-- Text section --
▬▬▬▬▬▬


  1. Becky Fisher says:

    I’m very aware of and have examined this belief but have not yet been able to move past it:
    I need to eat now because it will be inconvenient to eat later (I’ll be at work, or driving, or in a meeting …)

    • This reminds me of when I was a little girl and our family was going on a car trip… my mother would “make me” go to the bathroom, even when I insisted I didn’t need to go. She would even run water and tell me how inconvenient it would be to stop to go later. Although it is easier to eat when you’re not hungry than it is to go to the bathroom when you don’t need to, in a way, it is the same thing!

      The key then is to think through how to time your meals and choose the types and amounts of food that match your schedule. See the problem solving section of this article: https://amihungry.com/articles/hunger-doesnt-follow-a-clock/ for ideas.

      Thanks for sharing Becky!

  2. Mickey Gibson says:

    Here’s my newly-examined belief about food: “Wastefulness is wrong, and (at after-dinner cleanup) there’s just this little bit left in the pot. It’s too small to save for a serving, so I’ll avoid waste and eat it.”
    This is one that’s been really difficult for me to break, having learned it from my Great Depression-era grandmother. I’ve found myself taking a deep breath and forcing those small leftovers down even though I know I’m quite full. Because it’s a moral issue for me, it carries tremendous weight– and so will I if I let it continue. So I keep very small storage containers around and save the little bit (it makes a great snack later) or I take the same deep breath and let it go into the sink disposal, vowing to do better next time.
▬▬▬▬▬▬
-- Dataset excerpts --
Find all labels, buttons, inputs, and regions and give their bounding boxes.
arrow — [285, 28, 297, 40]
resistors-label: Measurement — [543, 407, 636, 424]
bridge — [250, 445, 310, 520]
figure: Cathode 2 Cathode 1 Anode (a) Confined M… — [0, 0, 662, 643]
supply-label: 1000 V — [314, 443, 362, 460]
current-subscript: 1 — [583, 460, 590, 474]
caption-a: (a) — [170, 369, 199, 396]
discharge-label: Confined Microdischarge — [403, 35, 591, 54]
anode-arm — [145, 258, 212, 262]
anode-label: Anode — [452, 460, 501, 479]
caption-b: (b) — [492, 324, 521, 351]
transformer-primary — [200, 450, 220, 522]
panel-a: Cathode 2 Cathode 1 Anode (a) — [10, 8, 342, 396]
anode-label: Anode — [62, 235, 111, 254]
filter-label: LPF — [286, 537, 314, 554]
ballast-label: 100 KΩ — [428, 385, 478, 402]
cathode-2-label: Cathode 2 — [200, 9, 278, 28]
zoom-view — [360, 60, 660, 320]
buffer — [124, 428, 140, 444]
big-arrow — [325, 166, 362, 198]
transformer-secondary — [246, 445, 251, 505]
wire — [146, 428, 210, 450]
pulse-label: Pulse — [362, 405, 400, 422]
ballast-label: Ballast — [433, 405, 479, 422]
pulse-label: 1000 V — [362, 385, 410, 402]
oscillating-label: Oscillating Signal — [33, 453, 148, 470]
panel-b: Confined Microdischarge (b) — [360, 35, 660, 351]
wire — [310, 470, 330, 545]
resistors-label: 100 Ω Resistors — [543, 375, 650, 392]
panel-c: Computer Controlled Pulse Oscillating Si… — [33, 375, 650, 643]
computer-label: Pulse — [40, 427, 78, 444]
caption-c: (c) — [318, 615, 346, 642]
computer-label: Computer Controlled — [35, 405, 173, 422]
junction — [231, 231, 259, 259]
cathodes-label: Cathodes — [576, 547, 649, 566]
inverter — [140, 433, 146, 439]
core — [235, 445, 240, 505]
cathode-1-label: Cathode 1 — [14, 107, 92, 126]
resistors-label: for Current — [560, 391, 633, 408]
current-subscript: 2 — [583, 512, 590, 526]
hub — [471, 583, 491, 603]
▬▬▬▬▬▬
-- Activities --
A – Return, word for word, the portion of the reader comments about food beliefs from "1. Becky Fisher" up to and including "the same thing!".
B – Write the next part of the reader comments about food beliefs, picking up after their last sentence.
The records have no connection to the reader comments about food beliefs.

-- Expected results --
A –
1. Becky Fisher says:

    I’m very aware of and have examined this belief but have not yet been able to move past it:
    I need to eat now because it will be inconvenient to eat later (I’ll be at work, or driving, or in a meeting …)

    • This reminds me of when I was a little girl and our family was going on a car trip… my mother would “make me” go to the bathroom, even when I insisted I didn’t need to go. She would even run water and tell me how inconvenient it would be to stop to go later. Although it is easier to eat when you’re not hungry than it is to go to the bathroom when you don’t need to, in a way, it is the same thing!

B –
  3. Bron says:

    Mindful eating for children. So many children are forced to eat food they don’t like or finish food when they are full. I would like to see people become more educated as to the importance of helping children develop mindful eating habits. I think they are some of the best at being mindful but it is drilled out of them by adults who don’t know how to eat mindfully.

  4. Pauka says:

    About a week or so ago I came up against a false belief of mine. I was telling myself that I HAD to eat junk food in the car during my road trips, since all I had to eat was food from convenience stores (gas stations) I realized that that just isn’t true- first of all I don’t really have to stop at convenience stores (although they call them convenience stores for a reason) and could do a grocery store/restaurant instead. But often times convenient stores offer salads, boiled eggs, juice etc. Or I could bring my own snacks from home. Utimately it still my choice as to what I want to eat. But I was acting like it I didn’t have a choice.

  5. Sandra says:

    One of my beliefs is that I am not good enough because I am fat. I feel like a failure in life because I am fat.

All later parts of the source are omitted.